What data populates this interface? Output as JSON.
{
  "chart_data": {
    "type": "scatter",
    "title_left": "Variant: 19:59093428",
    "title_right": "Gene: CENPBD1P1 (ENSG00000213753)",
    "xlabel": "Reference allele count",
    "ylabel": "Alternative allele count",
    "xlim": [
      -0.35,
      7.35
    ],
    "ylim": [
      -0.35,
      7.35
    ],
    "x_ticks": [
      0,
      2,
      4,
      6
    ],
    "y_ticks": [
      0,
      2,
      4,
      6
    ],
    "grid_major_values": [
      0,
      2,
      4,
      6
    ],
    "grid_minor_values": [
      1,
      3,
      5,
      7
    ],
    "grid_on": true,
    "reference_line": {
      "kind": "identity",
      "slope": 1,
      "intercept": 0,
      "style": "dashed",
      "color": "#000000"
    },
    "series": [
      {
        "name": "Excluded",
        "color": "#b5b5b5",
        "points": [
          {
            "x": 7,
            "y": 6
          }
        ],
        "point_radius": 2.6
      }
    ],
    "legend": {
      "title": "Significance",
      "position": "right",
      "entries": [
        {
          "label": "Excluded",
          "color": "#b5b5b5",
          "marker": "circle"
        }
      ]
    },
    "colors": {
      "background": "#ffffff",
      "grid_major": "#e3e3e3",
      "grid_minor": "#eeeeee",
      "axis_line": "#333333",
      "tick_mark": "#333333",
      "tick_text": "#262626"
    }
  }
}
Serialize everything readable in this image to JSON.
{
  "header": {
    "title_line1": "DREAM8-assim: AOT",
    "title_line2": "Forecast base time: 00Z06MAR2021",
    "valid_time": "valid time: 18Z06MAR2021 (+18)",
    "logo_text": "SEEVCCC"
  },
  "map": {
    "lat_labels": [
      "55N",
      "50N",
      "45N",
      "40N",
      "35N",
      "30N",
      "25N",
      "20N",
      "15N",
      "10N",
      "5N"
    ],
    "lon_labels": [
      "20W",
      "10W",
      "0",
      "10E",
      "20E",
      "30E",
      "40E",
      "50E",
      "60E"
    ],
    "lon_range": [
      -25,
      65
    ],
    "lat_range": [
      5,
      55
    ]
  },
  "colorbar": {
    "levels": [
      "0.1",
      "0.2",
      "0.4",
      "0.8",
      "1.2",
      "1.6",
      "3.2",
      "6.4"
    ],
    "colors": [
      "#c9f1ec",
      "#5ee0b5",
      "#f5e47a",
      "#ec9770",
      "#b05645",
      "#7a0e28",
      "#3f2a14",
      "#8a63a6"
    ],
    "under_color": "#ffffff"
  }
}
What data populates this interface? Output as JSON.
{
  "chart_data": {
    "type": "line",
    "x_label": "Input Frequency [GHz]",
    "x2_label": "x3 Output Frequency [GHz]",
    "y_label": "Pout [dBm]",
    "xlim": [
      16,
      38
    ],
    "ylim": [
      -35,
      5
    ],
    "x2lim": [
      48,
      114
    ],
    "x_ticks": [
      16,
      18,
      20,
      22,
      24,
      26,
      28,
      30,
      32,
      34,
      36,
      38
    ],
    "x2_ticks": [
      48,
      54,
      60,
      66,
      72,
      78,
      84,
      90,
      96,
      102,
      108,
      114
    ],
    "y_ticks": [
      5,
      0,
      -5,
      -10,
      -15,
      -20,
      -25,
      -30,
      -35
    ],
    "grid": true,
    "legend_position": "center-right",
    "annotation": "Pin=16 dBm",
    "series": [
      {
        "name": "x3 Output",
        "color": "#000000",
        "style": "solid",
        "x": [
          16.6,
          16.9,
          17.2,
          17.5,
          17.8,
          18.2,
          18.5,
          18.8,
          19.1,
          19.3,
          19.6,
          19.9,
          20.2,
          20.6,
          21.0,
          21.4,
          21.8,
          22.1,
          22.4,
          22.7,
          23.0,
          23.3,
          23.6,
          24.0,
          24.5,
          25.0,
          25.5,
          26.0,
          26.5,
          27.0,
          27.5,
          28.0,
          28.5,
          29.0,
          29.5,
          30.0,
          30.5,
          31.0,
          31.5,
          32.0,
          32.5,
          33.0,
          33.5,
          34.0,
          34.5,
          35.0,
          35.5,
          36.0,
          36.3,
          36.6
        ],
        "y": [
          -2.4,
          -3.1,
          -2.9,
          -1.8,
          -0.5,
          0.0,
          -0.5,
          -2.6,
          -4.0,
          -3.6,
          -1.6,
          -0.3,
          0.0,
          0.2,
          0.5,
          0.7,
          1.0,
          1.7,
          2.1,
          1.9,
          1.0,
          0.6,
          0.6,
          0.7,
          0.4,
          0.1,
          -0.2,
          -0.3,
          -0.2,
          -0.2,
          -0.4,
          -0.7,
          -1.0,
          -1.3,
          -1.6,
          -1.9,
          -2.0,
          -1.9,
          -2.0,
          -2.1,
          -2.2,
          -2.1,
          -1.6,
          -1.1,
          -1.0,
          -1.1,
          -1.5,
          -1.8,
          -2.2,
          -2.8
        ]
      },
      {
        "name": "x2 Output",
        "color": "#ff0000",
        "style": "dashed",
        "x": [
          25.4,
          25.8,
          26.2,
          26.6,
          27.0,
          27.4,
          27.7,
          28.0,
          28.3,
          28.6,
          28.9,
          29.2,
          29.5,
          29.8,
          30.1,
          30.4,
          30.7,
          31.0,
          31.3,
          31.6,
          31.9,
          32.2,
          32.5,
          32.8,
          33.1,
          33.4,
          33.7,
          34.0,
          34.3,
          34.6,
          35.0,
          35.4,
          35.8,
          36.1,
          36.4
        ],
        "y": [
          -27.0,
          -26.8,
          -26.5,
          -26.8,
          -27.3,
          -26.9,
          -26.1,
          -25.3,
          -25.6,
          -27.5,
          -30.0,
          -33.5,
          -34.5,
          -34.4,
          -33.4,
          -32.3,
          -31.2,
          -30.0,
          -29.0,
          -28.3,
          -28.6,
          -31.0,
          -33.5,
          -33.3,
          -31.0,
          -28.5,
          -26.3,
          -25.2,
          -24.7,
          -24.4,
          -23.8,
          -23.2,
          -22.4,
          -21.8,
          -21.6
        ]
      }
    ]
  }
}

◆ PROBLEM STATEMENT
Each record must be repeated exactly as it is.

◆ WRITTEN RESPONSE
What data populates this interface? Output as JSON.
{
  "chart_data": {
    "type": "scatter",
    "title_left": "Variant: 19:59093428",
    "title_right": "Gene: CENPBD1P1 (ENSG00000213753)",
    "xlabel": "Reference allele count",
    "ylabel": "Alternative allele count",
    "xlim": [
      -0.35,
      7.35
    ],
    "ylim": [
      -0.35,
      7.35
    ],
    "x_ticks": [
      0,
      2,
      4,
      6
    ],
    "y_ticks": [
      0,
      2,
      4,
      6
    ],
    "grid_major_values": [
      0,
      2,
      4,
      6
    ],
    "grid_minor_values": [
      1,
      3,
      5,
      7
    ],
    "grid_on": true,
    "reference_line": {
      "kind": "identity",
      "slope": 1,
      "intercept": 0,
      "style": "dashed",
      "color": "#000000"
    },
    "series": [
      {
        "name": "Excluded",
        "color": "#b5b5b5",
        "points": [
          {
            "x": 7,
            "y": 6
          }
        ],
        "point_radius": 2.6
      }
    ],
    "legend": {
      "title": "Significance",
      "position": "right",
      "entries": [
        {
          "label": "Excluded",
          "color": "#b5b5b5",
          "marker": "circle"
        }
      ]
    },
    "colors": {
      "background": "#ffffff",
      "grid_major": "#e3e3e3",
      "grid_minor": "#eeeeee",
      "axis_line": "#333333",
      "tick_mark": "#333333",
      "tick_text": "#262626"
    }
  }
}
Serialize everything readable in this image to JSON.
{
  "header": {
    "title_line1": "DREAM8-assim: AOT",
    "title_line2": "Forecast base time: 00Z06MAR2021",
    "valid_time": "valid time: 18Z06MAR2021 (+18)",
    "logo_text": "SEEVCCC"
  },
  "map": {
    "lat_labels": [
      "55N",
      "50N",
      "45N",
      "40N",
      "35N",
      "30N",
      "25N",
      "20N",
      "15N",
      "10N",
      "5N"
    ],
    "lon_labels": [
      "20W",
      "10W",
      "0",
      "10E",
      "20E",
      "30E",
      "40E",
      "50E",
      "60E"
    ],
    "lon_range": [
      -25,
      65
    ],
    "lat_range": [
      5,
      55
    ]
  },
  "colorbar": {
    "levels": [
      "0.1",
      "0.2",
      "0.4",
      "0.8",
      "1.2",
      "1.6",
      "3.2",
      "6.4"
    ],
    "colors": [
      "#c9f1ec",
      "#5ee0b5",
      "#f5e47a",
      "#ec9770",
      "#b05645",
      "#7a0e28",
      "#3f2a14",
      "#8a63a6"
    ],
    "under_color": "#ffffff"
  }
}
What data populates this interface? Output as JSON.
{
  "chart_data": {
    "type": "line",
    "x_label": "Input Frequency [GHz]",
    "x2_label": "x3 Output Frequency [GHz]",
    "y_label": "Pout [dBm]",
    "xlim": [
      16,
      38
    ],
    "ylim": [
      -35,
      5
    ],
    "x2lim": [
      48,
      114
    ],
    "x_ticks": [
      16,
      18,
      20,
      22,
      24,
      26,
      28,
      30,
      32,
      34,
      36,
      38
    ],
    "x2_ticks": [
      48,
      54,
      60,
      66,
      72,
      78,
      84,
      90,
      96,
      102,
      108,
      114
    ],
    "y_ticks": [
      5,
      0,
      -5,
      -10,
      -15,
      -20,
      -25,
      -30,
      -35
    ],
    "grid": true,
    "legend_position": "center-right",
    "annotation": "Pin=16 dBm",
    "series": [
      {
        "name": "x3 Output",
        "color": "#000000",
        "style": "solid",
        "x": [
          16.6,
          16.9,
          17.2,
          17.5,
          17.8,
          18.2,
          18.5,
          18.8,
          19.1,
          19.3,
          19.6,
          19.9,
          20.2,
          20.6,
          21.0,
          21.4,
          21.8,
          22.1,
          22.4,
          22.7,
          23.0,
          23.3,
          23.6,
          24.0,
          24.5,
          25.0,
          25.5,
          26.0,
          26.5,
          27.0,
          27.5,
          28.0,
          28.5,
          29.0,
          29.5,
          30.0,
          30.5,
          31.0,
          31.5,
          32.0,
          32.5,
          33.0,
          33.5,
          34.0,
          34.5,
          35.0,
          35.5,
          36.0,
          36.3,
          36.6
        ],
        "y": [
          -2.4,
          -3.1,
          -2.9,
          -1.8,
          -0.5,
          0.0,
          -0.5,
          -2.6,
          -4.0,
          -3.6,
          -1.6,
          -0.3,
          0.0,
          0.2,
          0.5,
          0.7,
          1.0,
          1.7,
          2.1,
          1.9,
          1.0,
          0.6,
          0.6,
          0.7,
          0.4,
          0.1,
          -0.2,
          -0.3,
          -0.2,
          -0.2,
          -0.4,
          -0.7,
          -1.0,
          -1.3,
          -1.6,
          -1.9,
          -2.0,
          -1.9,
          -2.0,
          -2.1,
          -2.2,
          -2.1,
          -1.6,
          -1.1,
          -1.0,
          -1.1,
          -1.5,
          -1.8,
          -2.2,
          -2.8
        ]
      },
      {
        "name": "x2 Output",
        "color": "#ff0000",
        "style": "dashed",
        "x": [
          25.4,
          25.8,
          26.2,
          26.6,
          27.0,
          27.4,
          27.7,
          28.0,
          28.3,
          28.6,
          28.9,
          29.2,
          29.5,
          29.8,
          30.1,
          30.4,
          30.7,
          31.0,
          31.3,
          31.6,
          31.9,
          32.2,
          32.5,
          32.8,
          33.1,
          33.4,
          33.7,
          34.0,
          34.3,
          34.6,
          35.0,
          35.4,
          35.8,
          36.1,
          36.4
        ],
        "y": [
          -27.0,
          -26.8,
          -26.5,
          -26.8,
          -27.3,
          -26.9,
          -26.1,
          -25.3,
          -25.6,
          -27.5,
          -30.0,
          -33.5,
          -34.5,
          -34.4,
          -33.4,
          -32.3,
          -31.2,
          -30.0,
          -29.0,
          -28.3,
          -28.6,
          -31.0,
          -33.5,
          -33.3,
          -31.0,
          -28.5,
          -26.3,
          -25.2,
          -24.7,
          -24.4,
          -23.8,
          -23.2,
          -22.4,
          -21.8,
          -21.6
        ]
      }
    ]
  }
}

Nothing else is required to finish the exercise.